* [Exercise brief] Show each line from the listing that includes the word "xlabel".

··· Data lines ···

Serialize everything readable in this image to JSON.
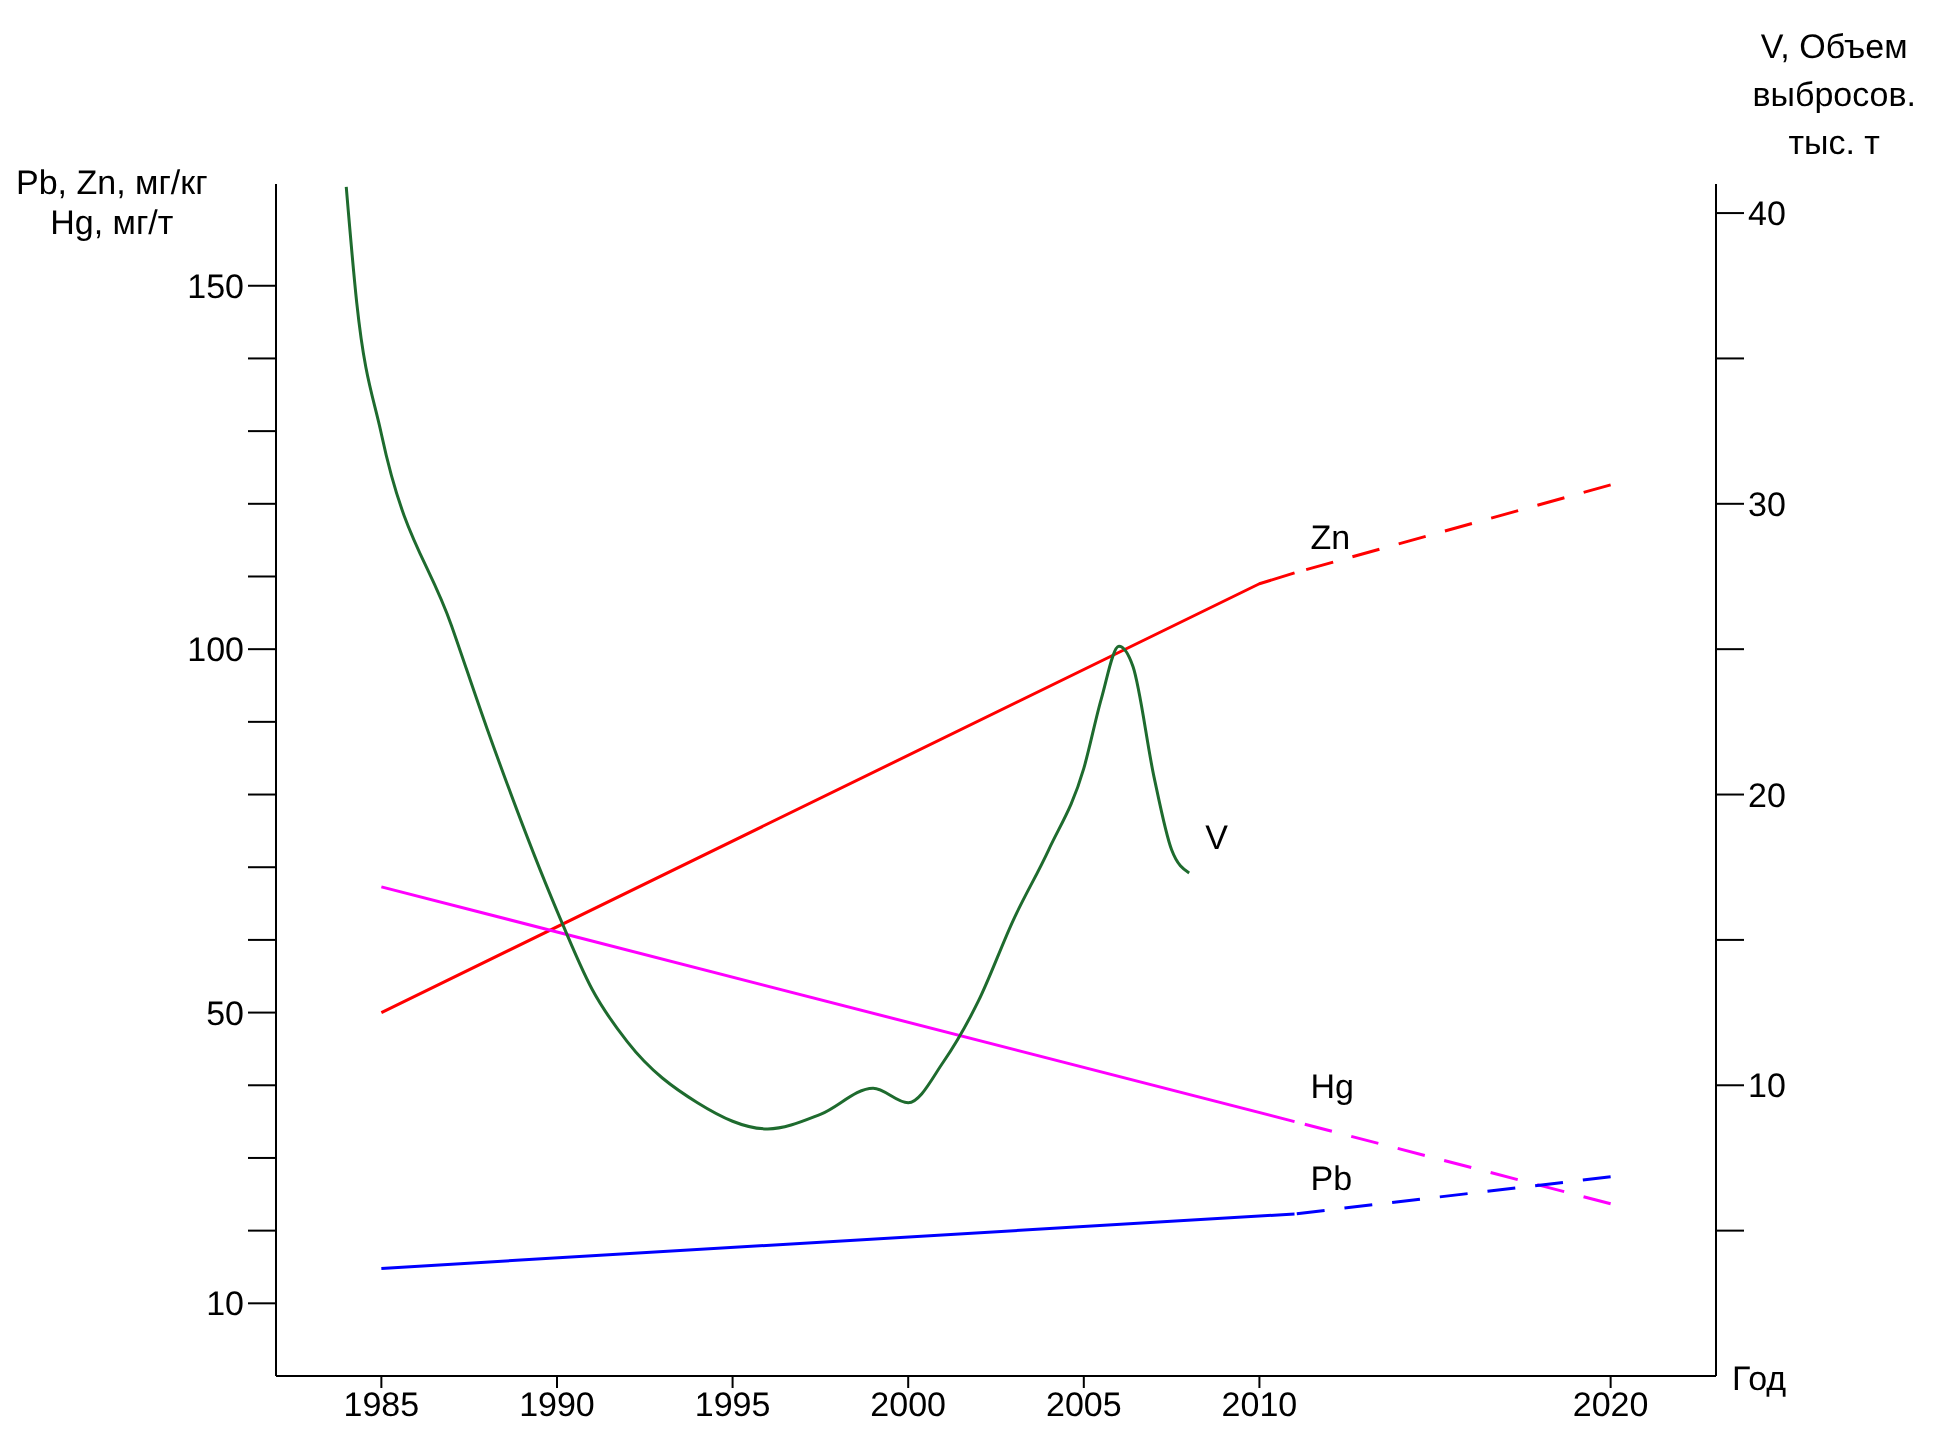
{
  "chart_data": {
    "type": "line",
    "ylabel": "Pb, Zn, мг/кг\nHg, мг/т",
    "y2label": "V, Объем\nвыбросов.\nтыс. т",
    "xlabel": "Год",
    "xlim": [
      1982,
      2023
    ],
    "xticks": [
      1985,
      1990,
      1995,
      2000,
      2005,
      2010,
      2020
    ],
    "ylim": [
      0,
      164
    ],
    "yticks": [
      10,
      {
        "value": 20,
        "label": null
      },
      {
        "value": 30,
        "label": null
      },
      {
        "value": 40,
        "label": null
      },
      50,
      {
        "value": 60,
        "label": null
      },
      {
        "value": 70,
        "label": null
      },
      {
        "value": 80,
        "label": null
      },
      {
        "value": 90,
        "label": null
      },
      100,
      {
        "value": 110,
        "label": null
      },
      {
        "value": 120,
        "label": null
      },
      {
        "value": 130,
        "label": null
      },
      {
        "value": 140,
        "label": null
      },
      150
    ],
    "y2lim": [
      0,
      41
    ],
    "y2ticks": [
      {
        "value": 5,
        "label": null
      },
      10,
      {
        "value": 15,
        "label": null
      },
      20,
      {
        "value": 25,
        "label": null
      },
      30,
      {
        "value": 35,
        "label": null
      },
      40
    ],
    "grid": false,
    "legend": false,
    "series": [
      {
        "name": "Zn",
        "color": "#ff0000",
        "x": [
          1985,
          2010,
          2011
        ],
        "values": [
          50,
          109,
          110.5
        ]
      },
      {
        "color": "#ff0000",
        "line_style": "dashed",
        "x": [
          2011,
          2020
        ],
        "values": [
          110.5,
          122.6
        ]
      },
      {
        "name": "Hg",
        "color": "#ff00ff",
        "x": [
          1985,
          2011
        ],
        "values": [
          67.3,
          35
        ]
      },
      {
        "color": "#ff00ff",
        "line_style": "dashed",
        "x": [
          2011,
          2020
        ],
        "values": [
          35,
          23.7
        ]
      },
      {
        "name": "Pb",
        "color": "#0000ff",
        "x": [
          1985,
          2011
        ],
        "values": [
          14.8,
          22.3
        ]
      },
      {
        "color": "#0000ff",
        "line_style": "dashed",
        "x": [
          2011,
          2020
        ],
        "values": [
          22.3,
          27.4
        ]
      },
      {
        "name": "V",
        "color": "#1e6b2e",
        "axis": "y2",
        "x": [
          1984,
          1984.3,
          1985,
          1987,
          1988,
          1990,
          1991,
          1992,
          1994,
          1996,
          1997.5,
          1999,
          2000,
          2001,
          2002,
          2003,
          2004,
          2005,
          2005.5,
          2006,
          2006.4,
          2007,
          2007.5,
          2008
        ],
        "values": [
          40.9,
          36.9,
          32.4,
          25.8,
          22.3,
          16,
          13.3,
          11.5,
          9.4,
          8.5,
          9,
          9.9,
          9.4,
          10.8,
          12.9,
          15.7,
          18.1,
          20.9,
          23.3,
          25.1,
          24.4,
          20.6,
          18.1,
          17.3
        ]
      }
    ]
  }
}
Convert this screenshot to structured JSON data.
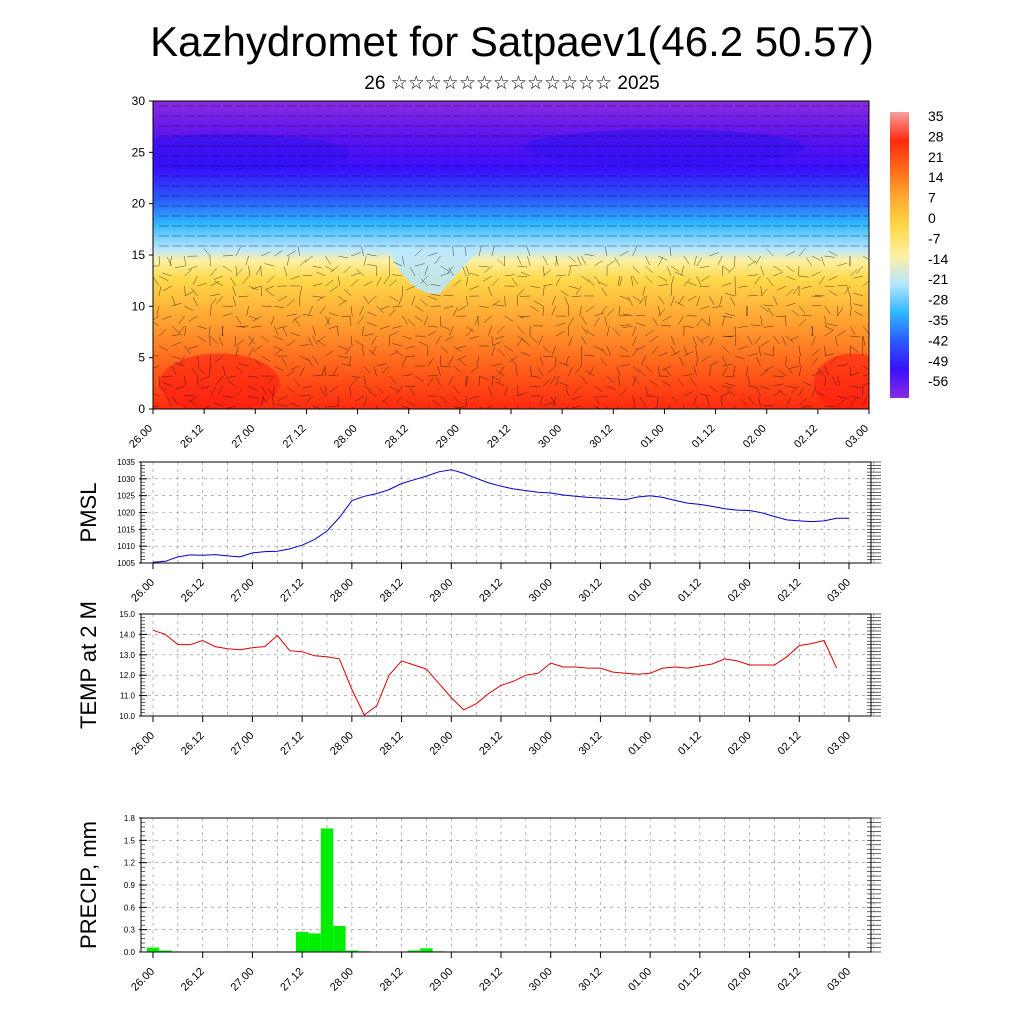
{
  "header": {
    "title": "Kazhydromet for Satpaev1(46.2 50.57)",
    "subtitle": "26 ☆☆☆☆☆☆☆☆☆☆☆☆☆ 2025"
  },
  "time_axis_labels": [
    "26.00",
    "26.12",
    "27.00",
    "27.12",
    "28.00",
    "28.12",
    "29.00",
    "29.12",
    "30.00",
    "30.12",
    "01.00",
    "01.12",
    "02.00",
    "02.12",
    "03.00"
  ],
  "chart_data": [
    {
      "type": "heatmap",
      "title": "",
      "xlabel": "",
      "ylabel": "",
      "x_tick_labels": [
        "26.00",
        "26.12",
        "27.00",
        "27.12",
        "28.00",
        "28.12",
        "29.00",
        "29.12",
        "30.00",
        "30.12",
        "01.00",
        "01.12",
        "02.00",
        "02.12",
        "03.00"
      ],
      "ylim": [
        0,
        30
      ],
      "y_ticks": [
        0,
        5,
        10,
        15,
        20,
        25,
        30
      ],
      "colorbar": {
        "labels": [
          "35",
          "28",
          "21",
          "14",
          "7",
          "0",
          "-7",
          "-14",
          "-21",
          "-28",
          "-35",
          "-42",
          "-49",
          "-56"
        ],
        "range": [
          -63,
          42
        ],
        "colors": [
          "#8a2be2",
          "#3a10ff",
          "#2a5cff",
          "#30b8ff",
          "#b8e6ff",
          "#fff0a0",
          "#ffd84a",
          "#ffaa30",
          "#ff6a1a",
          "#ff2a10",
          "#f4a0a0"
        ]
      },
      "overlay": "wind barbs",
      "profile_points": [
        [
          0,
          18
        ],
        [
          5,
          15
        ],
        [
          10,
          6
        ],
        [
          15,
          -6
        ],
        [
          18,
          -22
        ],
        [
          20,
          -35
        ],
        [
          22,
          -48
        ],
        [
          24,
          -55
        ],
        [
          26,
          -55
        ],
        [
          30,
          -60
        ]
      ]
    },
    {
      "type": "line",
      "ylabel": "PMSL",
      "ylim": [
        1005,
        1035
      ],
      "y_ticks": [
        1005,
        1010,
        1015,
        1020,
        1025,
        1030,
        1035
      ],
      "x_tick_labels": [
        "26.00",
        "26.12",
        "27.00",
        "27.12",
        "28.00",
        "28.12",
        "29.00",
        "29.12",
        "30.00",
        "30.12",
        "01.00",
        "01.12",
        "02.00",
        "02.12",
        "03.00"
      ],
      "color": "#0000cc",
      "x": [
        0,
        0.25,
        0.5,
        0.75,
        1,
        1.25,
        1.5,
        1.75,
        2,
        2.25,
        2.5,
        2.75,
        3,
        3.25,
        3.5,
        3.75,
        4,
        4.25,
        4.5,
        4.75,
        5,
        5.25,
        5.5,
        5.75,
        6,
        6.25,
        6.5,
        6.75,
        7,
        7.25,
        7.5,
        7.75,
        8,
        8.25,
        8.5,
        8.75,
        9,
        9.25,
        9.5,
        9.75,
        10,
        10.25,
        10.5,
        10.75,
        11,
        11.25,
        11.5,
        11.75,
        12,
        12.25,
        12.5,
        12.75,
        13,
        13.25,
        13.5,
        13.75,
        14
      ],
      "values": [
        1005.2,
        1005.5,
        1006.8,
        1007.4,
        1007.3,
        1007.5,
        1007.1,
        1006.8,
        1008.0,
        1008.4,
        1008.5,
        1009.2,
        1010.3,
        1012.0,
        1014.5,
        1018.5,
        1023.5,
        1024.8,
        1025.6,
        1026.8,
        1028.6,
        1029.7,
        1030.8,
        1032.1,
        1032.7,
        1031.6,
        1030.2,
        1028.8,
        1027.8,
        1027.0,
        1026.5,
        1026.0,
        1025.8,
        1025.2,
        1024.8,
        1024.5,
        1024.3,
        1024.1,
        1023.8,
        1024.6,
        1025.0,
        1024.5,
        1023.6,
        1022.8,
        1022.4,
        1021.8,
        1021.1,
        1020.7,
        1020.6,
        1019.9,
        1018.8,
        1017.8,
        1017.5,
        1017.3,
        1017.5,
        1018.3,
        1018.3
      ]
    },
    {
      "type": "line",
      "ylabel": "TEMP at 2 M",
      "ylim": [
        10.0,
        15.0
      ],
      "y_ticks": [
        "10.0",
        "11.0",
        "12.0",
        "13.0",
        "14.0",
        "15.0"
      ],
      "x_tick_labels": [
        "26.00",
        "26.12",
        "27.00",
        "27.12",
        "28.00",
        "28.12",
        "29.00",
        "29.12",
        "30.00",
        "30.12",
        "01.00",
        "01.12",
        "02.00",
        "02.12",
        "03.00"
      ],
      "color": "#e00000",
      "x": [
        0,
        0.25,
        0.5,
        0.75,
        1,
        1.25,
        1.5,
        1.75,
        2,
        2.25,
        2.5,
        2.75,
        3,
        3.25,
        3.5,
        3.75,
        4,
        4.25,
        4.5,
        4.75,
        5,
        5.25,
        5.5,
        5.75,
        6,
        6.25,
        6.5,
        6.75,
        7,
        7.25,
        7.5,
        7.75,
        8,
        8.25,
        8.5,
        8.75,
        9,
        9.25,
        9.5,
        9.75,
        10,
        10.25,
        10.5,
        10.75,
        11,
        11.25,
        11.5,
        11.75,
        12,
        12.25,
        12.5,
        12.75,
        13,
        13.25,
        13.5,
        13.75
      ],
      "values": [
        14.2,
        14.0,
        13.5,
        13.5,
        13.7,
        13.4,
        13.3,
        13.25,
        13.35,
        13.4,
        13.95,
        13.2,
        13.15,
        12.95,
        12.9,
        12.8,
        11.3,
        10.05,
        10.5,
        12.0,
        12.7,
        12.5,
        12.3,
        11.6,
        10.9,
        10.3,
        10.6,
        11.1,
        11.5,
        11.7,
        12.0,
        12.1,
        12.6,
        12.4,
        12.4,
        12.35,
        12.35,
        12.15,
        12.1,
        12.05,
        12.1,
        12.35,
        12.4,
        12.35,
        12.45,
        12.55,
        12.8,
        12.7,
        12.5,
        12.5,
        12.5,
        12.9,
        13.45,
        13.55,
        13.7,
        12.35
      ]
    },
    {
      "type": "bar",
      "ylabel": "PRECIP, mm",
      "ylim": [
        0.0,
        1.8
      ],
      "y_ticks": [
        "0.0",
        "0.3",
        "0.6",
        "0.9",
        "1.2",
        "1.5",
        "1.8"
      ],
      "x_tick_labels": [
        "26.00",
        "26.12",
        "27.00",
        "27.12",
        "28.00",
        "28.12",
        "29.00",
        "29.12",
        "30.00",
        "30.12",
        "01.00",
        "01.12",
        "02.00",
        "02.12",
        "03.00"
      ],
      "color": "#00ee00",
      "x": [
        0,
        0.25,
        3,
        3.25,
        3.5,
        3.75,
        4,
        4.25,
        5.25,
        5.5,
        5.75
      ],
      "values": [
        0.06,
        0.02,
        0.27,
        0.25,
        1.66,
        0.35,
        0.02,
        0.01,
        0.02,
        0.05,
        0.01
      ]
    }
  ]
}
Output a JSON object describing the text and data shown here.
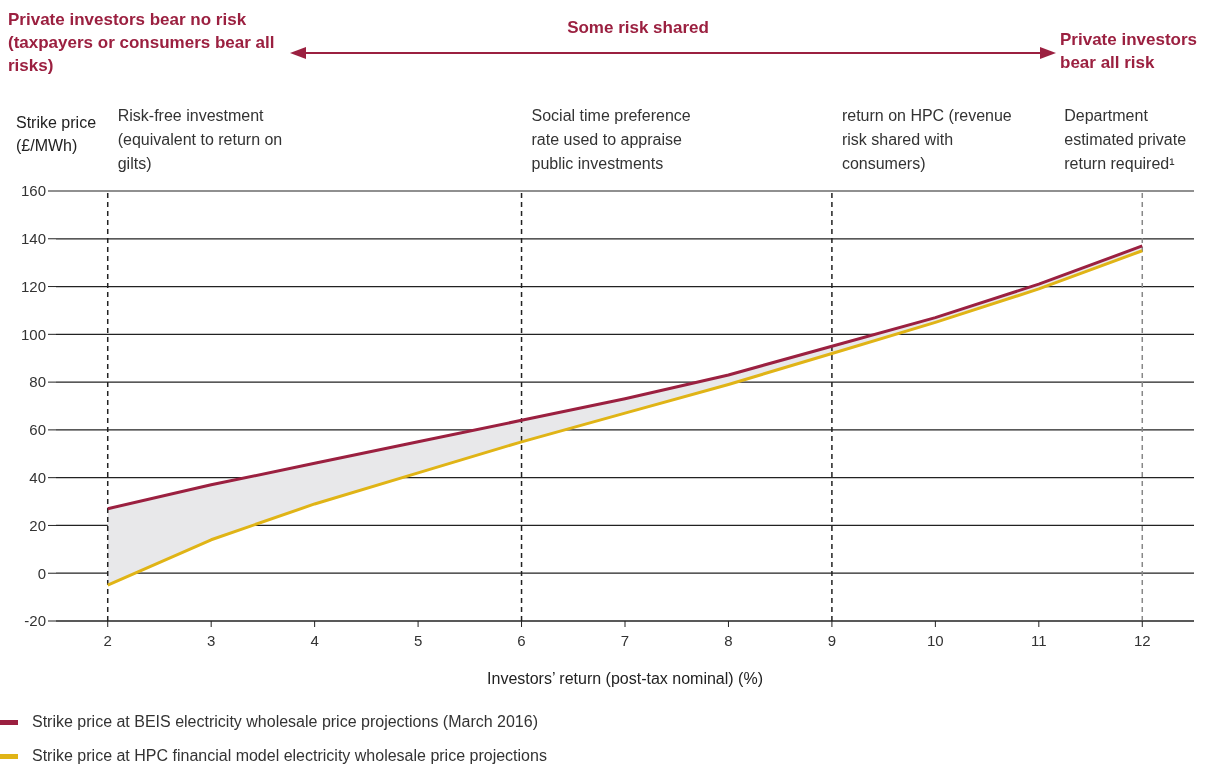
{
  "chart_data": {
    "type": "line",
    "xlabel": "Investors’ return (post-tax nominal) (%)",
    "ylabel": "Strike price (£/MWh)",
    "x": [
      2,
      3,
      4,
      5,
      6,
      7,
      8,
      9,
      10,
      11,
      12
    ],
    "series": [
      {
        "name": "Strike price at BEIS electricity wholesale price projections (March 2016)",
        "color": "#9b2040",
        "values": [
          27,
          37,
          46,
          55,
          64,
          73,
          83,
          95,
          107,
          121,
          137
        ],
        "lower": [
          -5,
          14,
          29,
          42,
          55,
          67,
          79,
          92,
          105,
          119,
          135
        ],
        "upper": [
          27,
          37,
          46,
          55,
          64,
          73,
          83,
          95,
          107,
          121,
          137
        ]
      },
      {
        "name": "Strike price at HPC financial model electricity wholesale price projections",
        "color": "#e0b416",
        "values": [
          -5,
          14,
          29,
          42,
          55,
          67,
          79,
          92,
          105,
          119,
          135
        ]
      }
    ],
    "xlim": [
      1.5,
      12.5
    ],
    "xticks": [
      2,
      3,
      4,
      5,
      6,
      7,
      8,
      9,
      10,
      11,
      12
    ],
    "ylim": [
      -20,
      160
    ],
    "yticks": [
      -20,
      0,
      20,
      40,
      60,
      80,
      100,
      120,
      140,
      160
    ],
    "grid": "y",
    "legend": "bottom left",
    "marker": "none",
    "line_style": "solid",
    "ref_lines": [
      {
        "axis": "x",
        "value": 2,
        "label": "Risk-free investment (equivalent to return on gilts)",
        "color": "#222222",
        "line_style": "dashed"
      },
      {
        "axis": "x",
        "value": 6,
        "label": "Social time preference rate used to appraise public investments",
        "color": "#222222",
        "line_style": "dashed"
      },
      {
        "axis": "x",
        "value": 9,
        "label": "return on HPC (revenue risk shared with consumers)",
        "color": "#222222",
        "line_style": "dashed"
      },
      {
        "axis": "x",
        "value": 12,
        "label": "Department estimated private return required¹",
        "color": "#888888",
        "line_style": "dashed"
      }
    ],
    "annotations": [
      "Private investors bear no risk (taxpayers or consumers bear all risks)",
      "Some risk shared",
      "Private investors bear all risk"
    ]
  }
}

···

* [Response for this exercise]
    "xlabel": "Год",
      "xlabel": "",
    "xlabel": "Investors’ return (post-tax nominal) (%)",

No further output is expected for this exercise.